### GOAL
Nothing in the records may be left out or altered; reproduce them all exactly.

### RECORDS PROVIDED
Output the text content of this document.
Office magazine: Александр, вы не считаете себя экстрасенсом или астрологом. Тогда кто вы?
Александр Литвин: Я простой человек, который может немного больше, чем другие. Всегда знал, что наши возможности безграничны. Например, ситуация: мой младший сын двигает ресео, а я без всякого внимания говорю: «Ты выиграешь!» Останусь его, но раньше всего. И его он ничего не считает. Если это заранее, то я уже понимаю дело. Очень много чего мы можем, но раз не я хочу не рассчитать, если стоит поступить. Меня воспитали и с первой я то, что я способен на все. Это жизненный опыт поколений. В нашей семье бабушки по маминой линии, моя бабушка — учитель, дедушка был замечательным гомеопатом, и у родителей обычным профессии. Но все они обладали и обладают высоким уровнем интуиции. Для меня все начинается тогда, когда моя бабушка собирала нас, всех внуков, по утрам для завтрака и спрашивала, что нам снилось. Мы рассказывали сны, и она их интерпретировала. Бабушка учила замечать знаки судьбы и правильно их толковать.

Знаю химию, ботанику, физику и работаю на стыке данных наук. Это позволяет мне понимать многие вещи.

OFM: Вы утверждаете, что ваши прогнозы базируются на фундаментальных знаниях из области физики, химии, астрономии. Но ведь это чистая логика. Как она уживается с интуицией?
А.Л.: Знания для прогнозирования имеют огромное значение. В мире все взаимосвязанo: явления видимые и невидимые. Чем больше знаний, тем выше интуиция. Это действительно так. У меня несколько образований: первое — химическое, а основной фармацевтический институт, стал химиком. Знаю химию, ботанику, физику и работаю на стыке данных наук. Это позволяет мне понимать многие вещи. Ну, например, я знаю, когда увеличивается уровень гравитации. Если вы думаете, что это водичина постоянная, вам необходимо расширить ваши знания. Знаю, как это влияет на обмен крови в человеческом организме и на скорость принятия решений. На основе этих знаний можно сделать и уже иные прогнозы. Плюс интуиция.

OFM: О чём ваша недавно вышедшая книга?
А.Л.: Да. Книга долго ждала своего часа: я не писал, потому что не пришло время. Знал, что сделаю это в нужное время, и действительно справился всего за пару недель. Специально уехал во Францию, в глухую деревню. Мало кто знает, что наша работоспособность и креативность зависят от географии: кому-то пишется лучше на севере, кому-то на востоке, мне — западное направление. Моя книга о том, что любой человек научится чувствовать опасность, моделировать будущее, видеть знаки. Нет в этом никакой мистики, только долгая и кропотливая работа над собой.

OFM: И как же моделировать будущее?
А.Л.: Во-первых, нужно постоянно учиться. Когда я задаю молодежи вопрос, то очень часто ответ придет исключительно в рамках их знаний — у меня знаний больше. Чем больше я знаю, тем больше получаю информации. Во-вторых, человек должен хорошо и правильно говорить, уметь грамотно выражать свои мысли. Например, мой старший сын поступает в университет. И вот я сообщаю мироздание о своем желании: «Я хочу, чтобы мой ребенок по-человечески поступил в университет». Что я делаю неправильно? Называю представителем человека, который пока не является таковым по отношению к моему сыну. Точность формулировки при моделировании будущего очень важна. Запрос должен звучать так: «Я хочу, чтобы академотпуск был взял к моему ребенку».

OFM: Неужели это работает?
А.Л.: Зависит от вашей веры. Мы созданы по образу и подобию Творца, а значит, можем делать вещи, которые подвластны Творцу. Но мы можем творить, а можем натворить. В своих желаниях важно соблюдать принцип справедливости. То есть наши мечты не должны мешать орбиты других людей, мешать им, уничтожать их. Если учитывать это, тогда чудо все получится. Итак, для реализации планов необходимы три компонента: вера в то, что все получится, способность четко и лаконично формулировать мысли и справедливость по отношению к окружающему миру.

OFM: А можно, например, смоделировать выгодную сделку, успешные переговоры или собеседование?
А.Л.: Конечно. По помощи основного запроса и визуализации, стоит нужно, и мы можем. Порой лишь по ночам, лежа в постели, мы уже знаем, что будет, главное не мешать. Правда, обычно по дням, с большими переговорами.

### RESULT
Output the text content of this document.
Office magazine: Александр, вы не считаете себя экстрасенсом или астрологом. Тогда кто вы?
Александр Литвин: Я простой человек, который может немного больше, чем другие. Всегда знал, что наши возможности безграничны. Например, ситуация: мой младший сын двигает ресео, а я без всякого внимания говорю: «Ты выиграешь!» Останусь его, но раньше всего. И его он ничего не считает. Если это заранее, то я уже понимаю дело. Очень много чего мы можем, но раз не я хочу не рассчитать, если стоит поступить. Меня воспитали и с первой я то, что я способен на все. Это жизненный опыт поколений. В нашей семье бабушки по маминой линии, моя бабушка — учитель, дедушка был замечательным гомеопатом, и у родителей обычным профессии. Но все они обладали и обладают высоким уровнем интуиции. Для меня все начинается тогда, когда моя бабушка собирала нас, всех внуков, по утрам для завтрака и спрашивала, что нам снилось. Мы рассказывали сны, и она их интерпретировала. Бабушка учила замечать знаки судьбы и правильно их толковать.

Знаю химию, ботанику, физику и работаю на стыке данных наук. Это позволяет мне понимать многие вещи.

OFM: Вы утверждаете, что ваши прогнозы базируются на фундаментальных знаниях из области физики, химии, астрономии. Но ведь это чистая логика. Как она уживается с интуицией?
А.Л.: Знания для прогнозирования имеют огромное значение. В мире все взаимосвязанo: явления видимые и невидимые. Чем больше знаний, тем выше интуиция. Это действительно так. У меня несколько образований: первое — химическое, а основной фармацевтический институт, стал химиком. Знаю химию, ботанику, физику и работаю на стыке данных наук. Это позволяет мне понимать многие вещи. Ну, например, я знаю, когда увеличивается уровень гравитации. Если вы думаете, что это водичина постоянная, вам необходимо расширить ваши знания. Знаю, как это влияет на обмен крови в человеческом организме и на скорость принятия решений. На основе этих знаний можно сделать и уже иные прогнозы. Плюс интуиция.

OFM: О чём ваша недавно вышедшая книга?
А.Л.: Да. Книга долго ждала своего часа: я не писал, потому что не пришло время. Знал, что сделаю это в нужное время, и действительно справился всего за пару недель. Специально уехал во Францию, в глухую деревню. Мало кто знает, что наша работоспособность и креативность зависят от географии: кому-то пишется лучше на севере, кому-то на востоке, мне — западное направление. Моя книга о том, что любой человек научится чувствовать опасность, моделировать будущее, видеть знаки. Нет в этом никакой мистики, только долгая и кропотливая работа над собой.

OFM: И как же моделировать будущее?
А.Л.: Во-первых, нужно постоянно учиться. Когда я задаю молодежи вопрос, то очень часто ответ придет исключительно в рамках их знаний — у меня знаний больше. Чем больше я знаю, тем больше получаю информации. Во-вторых, человек должен хорошо и правильно говорить, уметь грамотно выражать свои мысли. Например, мой старший сын поступает в университет. И вот я сообщаю мироздание о своем желании: «Я хочу, чтобы мой ребенок по-человечески поступил в университет». Что я делаю неправильно? Называю представителем человека, который пока не является таковым по отношению к моему сыну. Точность формулировки при моделировании будущего очень важна. Запрос должен звучать так: «Я хочу, чтобы академотпуск был взял к моему ребенку».

OFM: Неужели это работает?
А.Л.: Зависит от вашей веры. Мы созданы по образу и подобию Творца, а значит, можем делать вещи, которые подвластны Творцу. Но мы можем творить, а можем натворить. В своих желаниях важно соблюдать принцип справедливости. То есть наши мечты не должны мешать орбиты других людей, мешать им, уничтожать их. Если учитывать это, тогда чудо все получится. Итак, для реализации планов необходимы три компонента: вера в то, что все получится, способность четко и лаконично формулировать мысли и справедливость по отношению к окружающему миру.

OFM: А можно, например, смоделировать выгодную сделку, успешные переговоры или собеседование?
А.Л.: Конечно. По помощи основного запроса и визуализации, стоит нужно, и мы можем. Порой лишь по ночам, лежа в постели, мы уже знаем, что будет, главное не мешать. Правда, обычно по дням, с большими переговорами.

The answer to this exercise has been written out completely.